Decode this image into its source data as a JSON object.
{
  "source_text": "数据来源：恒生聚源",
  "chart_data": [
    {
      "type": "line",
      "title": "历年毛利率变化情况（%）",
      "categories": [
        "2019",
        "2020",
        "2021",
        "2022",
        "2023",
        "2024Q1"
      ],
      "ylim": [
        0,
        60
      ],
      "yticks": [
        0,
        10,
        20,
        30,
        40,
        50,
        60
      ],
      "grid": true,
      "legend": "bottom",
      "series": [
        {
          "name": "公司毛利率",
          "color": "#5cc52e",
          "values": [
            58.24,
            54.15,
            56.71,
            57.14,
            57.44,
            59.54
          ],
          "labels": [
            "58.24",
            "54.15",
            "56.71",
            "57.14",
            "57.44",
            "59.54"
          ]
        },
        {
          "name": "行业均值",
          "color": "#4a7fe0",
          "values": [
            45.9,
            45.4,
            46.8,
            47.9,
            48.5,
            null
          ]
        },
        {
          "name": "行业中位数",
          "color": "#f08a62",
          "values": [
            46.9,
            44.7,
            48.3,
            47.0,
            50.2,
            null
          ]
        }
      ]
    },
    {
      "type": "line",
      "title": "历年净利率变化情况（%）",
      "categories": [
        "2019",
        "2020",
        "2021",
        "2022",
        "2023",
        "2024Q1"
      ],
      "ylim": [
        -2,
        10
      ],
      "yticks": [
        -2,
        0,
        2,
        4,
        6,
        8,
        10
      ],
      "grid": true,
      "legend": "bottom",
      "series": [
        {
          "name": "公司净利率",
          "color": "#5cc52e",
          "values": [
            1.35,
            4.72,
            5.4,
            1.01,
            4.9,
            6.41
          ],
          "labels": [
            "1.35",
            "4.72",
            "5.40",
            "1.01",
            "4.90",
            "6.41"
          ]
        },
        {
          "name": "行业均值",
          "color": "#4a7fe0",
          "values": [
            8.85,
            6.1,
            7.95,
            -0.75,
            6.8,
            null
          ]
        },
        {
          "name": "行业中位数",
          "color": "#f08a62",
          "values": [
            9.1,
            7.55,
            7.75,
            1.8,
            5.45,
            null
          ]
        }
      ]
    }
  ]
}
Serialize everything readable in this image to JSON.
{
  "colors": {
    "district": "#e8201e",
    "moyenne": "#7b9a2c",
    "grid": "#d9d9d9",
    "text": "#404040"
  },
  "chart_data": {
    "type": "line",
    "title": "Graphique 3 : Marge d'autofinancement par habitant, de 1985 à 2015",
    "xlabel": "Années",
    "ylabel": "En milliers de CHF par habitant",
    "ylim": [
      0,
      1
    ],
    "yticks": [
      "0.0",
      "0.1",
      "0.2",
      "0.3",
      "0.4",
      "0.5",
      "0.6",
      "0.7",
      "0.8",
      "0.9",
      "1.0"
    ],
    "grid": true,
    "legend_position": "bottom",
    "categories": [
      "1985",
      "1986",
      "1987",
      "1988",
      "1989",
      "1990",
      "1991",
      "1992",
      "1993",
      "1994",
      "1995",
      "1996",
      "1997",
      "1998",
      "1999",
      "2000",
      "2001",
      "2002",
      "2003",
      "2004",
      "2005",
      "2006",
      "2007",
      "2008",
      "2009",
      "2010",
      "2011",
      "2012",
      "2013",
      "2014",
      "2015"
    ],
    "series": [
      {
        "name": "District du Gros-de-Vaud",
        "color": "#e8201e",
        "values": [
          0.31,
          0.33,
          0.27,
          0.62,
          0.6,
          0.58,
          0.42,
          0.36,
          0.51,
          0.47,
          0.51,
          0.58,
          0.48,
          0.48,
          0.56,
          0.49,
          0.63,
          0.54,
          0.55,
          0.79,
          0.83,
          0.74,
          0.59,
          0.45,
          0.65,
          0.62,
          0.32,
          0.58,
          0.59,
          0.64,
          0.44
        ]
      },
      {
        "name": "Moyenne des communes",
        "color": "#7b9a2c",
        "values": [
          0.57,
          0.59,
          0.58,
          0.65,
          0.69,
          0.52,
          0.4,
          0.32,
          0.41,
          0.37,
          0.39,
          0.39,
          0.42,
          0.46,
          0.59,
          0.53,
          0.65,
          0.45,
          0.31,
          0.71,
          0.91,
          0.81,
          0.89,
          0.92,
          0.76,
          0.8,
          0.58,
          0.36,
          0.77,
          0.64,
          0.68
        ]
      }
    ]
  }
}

■ **Goal of the exercise**:
Print every record above exactly as written.

■ **Solution to this task**:
Decode this image into its source data as a JSON object.
{
  "source_text": "数据来源：恒生聚源",
  "chart_data": [
    {
      "type": "line",
      "title": "历年毛利率变化情况（%）",
      "categories": [
        "2019",
        "2020",
        "2021",
        "2022",
        "2023",
        "2024Q1"
      ],
      "ylim": [
        0,
        60
      ],
      "yticks": [
        0,
        10,
        20,
        30,
        40,
        50,
        60
      ],
      "grid": true,
      "legend": "bottom",
      "series": [
        {
          "name": "公司毛利率",
          "color": "#5cc52e",
          "values": [
            58.24,
            54.15,
            56.71,
            57.14,
            57.44,
            59.54
          ],
          "labels": [
            "58.24",
            "54.15",
            "56.71",
            "57.14",
            "57.44",
            "59.54"
          ]
        },
        {
          "name": "行业均值",
          "color": "#4a7fe0",
          "values": [
            45.9,
            45.4,
            46.8,
            47.9,
            48.5,
            null
          ]
        },
        {
          "name": "行业中位数",
          "color": "#f08a62",
          "values": [
            46.9,
            44.7,
            48.3,
            47.0,
            50.2,
            null
          ]
        }
      ]
    },
    {
      "type": "line",
      "title": "历年净利率变化情况（%）",
      "categories": [
        "2019",
        "2020",
        "2021",
        "2022",
        "2023",
        "2024Q1"
      ],
      "ylim": [
        -2,
        10
      ],
      "yticks": [
        -2,
        0,
        2,
        4,
        6,
        8,
        10
      ],
      "grid": true,
      "legend": "bottom",
      "series": [
        {
          "name": "公司净利率",
          "color": "#5cc52e",
          "values": [
            1.35,
            4.72,
            5.4,
            1.01,
            4.9,
            6.41
          ],
          "labels": [
            "1.35",
            "4.72",
            "5.40",
            "1.01",
            "4.90",
            "6.41"
          ]
        },
        {
          "name": "行业均值",
          "color": "#4a7fe0",
          "values": [
            8.85,
            6.1,
            7.95,
            -0.75,
            6.8,
            null
          ]
        },
        {
          "name": "行业中位数",
          "color": "#f08a62",
          "values": [
            9.1,
            7.55,
            7.75,
            1.8,
            5.45,
            null
          ]
        }
      ]
    }
  ]
}
Serialize everything readable in this image to JSON.
{
  "colors": {
    "district": "#e8201e",
    "moyenne": "#7b9a2c",
    "grid": "#d9d9d9",
    "text": "#404040"
  },
  "chart_data": {
    "type": "line",
    "title": "Graphique 3 : Marge d'autofinancement par habitant, de 1985 à 2015",
    "xlabel": "Années",
    "ylabel": "En milliers de CHF par habitant",
    "ylim": [
      0,
      1
    ],
    "yticks": [
      "0.0",
      "0.1",
      "0.2",
      "0.3",
      "0.4",
      "0.5",
      "0.6",
      "0.7",
      "0.8",
      "0.9",
      "1.0"
    ],
    "grid": true,
    "legend_position": "bottom",
    "categories": [
      "1985",
      "1986",
      "1987",
      "1988",
      "1989",
      "1990",
      "1991",
      "1992",
      "1993",
      "1994",
      "1995",
      "1996",
      "1997",
      "1998",
      "1999",
      "2000",
      "2001",
      "2002",
      "2003",
      "2004",
      "2005",
      "2006",
      "2007",
      "2008",
      "2009",
      "2010",
      "2011",
      "2012",
      "2013",
      "2014",
      "2015"
    ],
    "series": [
      {
        "name": "District du Gros-de-Vaud",
        "color": "#e8201e",
        "values": [
          0.31,
          0.33,
          0.27,
          0.62,
          0.6,
          0.58,
          0.42,
          0.36,
          0.51,
          0.47,
          0.51,
          0.58,
          0.48,
          0.48,
          0.56,
          0.49,
          0.63,
          0.54,
          0.55,
          0.79,
          0.83,
          0.74,
          0.59,
          0.45,
          0.65,
          0.62,
          0.32,
          0.58,
          0.59,
          0.64,
          0.44
        ]
      },
      {
        "name": "Moyenne des communes",
        "color": "#7b9a2c",
        "values": [
          0.57,
          0.59,
          0.58,
          0.65,
          0.69,
          0.52,
          0.4,
          0.32,
          0.41,
          0.37,
          0.39,
          0.39,
          0.42,
          0.46,
          0.59,
          0.53,
          0.65,
          0.45,
          0.31,
          0.71,
          0.91,
          0.81,
          0.89,
          0.92,
          0.76,
          0.8,
          0.58,
          0.36,
          0.77,
          0.64,
          0.68
        ]
      }
    ]
  }
}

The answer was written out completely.